>> start
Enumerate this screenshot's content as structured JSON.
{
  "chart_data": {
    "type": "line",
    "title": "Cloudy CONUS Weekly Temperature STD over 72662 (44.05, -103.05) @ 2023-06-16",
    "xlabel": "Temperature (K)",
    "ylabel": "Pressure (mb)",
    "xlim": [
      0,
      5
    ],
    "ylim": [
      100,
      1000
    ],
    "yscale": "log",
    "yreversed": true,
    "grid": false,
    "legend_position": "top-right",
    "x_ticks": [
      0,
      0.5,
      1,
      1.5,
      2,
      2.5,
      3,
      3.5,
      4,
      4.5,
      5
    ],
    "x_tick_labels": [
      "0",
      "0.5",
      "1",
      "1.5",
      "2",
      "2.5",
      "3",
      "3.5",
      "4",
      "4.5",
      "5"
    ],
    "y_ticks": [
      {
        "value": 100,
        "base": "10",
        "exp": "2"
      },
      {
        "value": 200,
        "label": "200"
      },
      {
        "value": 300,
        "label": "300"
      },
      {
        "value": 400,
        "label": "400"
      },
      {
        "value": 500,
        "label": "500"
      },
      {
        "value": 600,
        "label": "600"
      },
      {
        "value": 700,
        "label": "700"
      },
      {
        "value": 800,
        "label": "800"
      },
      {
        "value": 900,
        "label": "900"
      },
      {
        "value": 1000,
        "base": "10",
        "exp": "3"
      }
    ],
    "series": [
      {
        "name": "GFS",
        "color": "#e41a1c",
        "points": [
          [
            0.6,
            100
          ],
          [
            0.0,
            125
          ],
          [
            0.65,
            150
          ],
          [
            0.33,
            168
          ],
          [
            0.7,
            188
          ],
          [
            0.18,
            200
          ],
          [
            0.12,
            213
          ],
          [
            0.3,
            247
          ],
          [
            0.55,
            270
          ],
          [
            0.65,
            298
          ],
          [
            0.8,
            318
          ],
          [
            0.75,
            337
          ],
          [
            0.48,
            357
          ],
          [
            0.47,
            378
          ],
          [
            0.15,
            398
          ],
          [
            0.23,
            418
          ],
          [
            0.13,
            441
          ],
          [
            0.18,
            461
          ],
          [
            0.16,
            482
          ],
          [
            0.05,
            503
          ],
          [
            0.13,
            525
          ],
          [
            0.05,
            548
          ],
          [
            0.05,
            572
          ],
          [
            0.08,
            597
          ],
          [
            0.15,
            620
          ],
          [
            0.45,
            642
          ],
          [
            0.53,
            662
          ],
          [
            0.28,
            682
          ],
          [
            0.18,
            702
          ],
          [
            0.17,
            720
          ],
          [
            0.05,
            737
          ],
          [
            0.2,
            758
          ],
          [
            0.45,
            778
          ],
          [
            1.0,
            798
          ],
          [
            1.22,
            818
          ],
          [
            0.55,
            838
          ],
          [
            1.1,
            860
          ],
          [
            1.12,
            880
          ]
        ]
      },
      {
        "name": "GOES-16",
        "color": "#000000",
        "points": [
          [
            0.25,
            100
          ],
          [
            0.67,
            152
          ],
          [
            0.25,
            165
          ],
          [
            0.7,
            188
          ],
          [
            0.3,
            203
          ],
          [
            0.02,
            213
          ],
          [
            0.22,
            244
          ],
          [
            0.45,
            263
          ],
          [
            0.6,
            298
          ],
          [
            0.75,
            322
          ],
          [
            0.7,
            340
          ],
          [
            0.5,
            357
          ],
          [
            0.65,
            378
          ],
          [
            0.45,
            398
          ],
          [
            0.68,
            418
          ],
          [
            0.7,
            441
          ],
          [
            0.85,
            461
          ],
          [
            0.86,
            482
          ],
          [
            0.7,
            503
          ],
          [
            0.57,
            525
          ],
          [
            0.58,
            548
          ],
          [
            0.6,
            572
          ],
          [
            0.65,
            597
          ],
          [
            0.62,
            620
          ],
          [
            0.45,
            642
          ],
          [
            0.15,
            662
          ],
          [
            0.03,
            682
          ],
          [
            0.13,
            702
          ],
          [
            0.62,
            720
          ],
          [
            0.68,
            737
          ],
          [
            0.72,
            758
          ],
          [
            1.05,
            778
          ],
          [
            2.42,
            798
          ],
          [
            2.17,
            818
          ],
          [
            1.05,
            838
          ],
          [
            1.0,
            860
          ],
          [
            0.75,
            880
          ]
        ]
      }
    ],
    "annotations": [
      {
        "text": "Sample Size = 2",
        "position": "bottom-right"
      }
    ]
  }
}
>> end
(Directive) Copy every record exactly, with nothing added or dropped.

(Result for this exercise)
Enumerate this screenshot's content as structured JSON.
{
  "chart_data": {
    "type": "line",
    "title": "Cloudy CONUS Weekly Temperature STD over 72662 (44.05, -103.05) @ 2023-06-16",
    "xlabel": "Temperature (K)",
    "ylabel": "Pressure (mb)",
    "xlim": [
      0,
      5
    ],
    "ylim": [
      100,
      1000
    ],
    "yscale": "log",
    "yreversed": true,
    "grid": false,
    "legend_position": "top-right",
    "x_ticks": [
      0,
      0.5,
      1,
      1.5,
      2,
      2.5,
      3,
      3.5,
      4,
      4.5,
      5
    ],
    "x_tick_labels": [
      "0",
      "0.5",
      "1",
      "1.5",
      "2",
      "2.5",
      "3",
      "3.5",
      "4",
      "4.5",
      "5"
    ],
    "y_ticks": [
      {
        "value": 100,
        "base": "10",
        "exp": "2"
      },
      {
        "value": 200,
        "label": "200"
      },
      {
        "value": 300,
        "label": "300"
      },
      {
        "value": 400,
        "label": "400"
      },
      {
        "value": 500,
        "label": "500"
      },
      {
        "value": 600,
        "label": "600"
      },
      {
        "value": 700,
        "label": "700"
      },
      {
        "value": 800,
        "label": "800"
      },
      {
        "value": 900,
        "label": "900"
      },
      {
        "value": 1000,
        "base": "10",
        "exp": "3"
      }
    ],
    "series": [
      {
        "name": "GFS",
        "color": "#e41a1c",
        "points": [
          [
            0.6,
            100
          ],
          [
            0.0,
            125
          ],
          [
            0.65,
            150
          ],
          [
            0.33,
            168
          ],
          [
            0.7,
            188
          ],
          [
            0.18,
            200
          ],
          [
            0.12,
            213
          ],
          [
            0.3,
            247
          ],
          [
            0.55,
            270
          ],
          [
            0.65,
            298
          ],
          [
            0.8,
            318
          ],
          [
            0.75,
            337
          ],
          [
            0.48,
            357
          ],
          [
            0.47,
            378
          ],
          [
            0.15,
            398
          ],
          [
            0.23,
            418
          ],
          [
            0.13,
            441
          ],
          [
            0.18,
            461
          ],
          [
            0.16,
            482
          ],
          [
            0.05,
            503
          ],
          [
            0.13,
            525
          ],
          [
            0.05,
            548
          ],
          [
            0.05,
            572
          ],
          [
            0.08,
            597
          ],
          [
            0.15,
            620
          ],
          [
            0.45,
            642
          ],
          [
            0.53,
            662
          ],
          [
            0.28,
            682
          ],
          [
            0.18,
            702
          ],
          [
            0.17,
            720
          ],
          [
            0.05,
            737
          ],
          [
            0.2,
            758
          ],
          [
            0.45,
            778
          ],
          [
            1.0,
            798
          ],
          [
            1.22,
            818
          ],
          [
            0.55,
            838
          ],
          [
            1.1,
            860
          ],
          [
            1.12,
            880
          ]
        ]
      },
      {
        "name": "GOES-16",
        "color": "#000000",
        "points": [
          [
            0.25,
            100
          ],
          [
            0.67,
            152
          ],
          [
            0.25,
            165
          ],
          [
            0.7,
            188
          ],
          [
            0.3,
            203
          ],
          [
            0.02,
            213
          ],
          [
            0.22,
            244
          ],
          [
            0.45,
            263
          ],
          [
            0.6,
            298
          ],
          [
            0.75,
            322
          ],
          [
            0.7,
            340
          ],
          [
            0.5,
            357
          ],
          [
            0.65,
            378
          ],
          [
            0.45,
            398
          ],
          [
            0.68,
            418
          ],
          [
            0.7,
            441
          ],
          [
            0.85,
            461
          ],
          [
            0.86,
            482
          ],
          [
            0.7,
            503
          ],
          [
            0.57,
            525
          ],
          [
            0.58,
            548
          ],
          [
            0.6,
            572
          ],
          [
            0.65,
            597
          ],
          [
            0.62,
            620
          ],
          [
            0.45,
            642
          ],
          [
            0.15,
            662
          ],
          [
            0.03,
            682
          ],
          [
            0.13,
            702
          ],
          [
            0.62,
            720
          ],
          [
            0.68,
            737
          ],
          [
            0.72,
            758
          ],
          [
            1.05,
            778
          ],
          [
            2.42,
            798
          ],
          [
            2.17,
            818
          ],
          [
            1.05,
            838
          ],
          [
            1.0,
            860
          ],
          [
            0.75,
            880
          ]
        ]
      }
    ],
    "annotations": [
      {
        "text": "Sample Size = 2",
        "position": "bottom-right"
      }
    ]
  }
}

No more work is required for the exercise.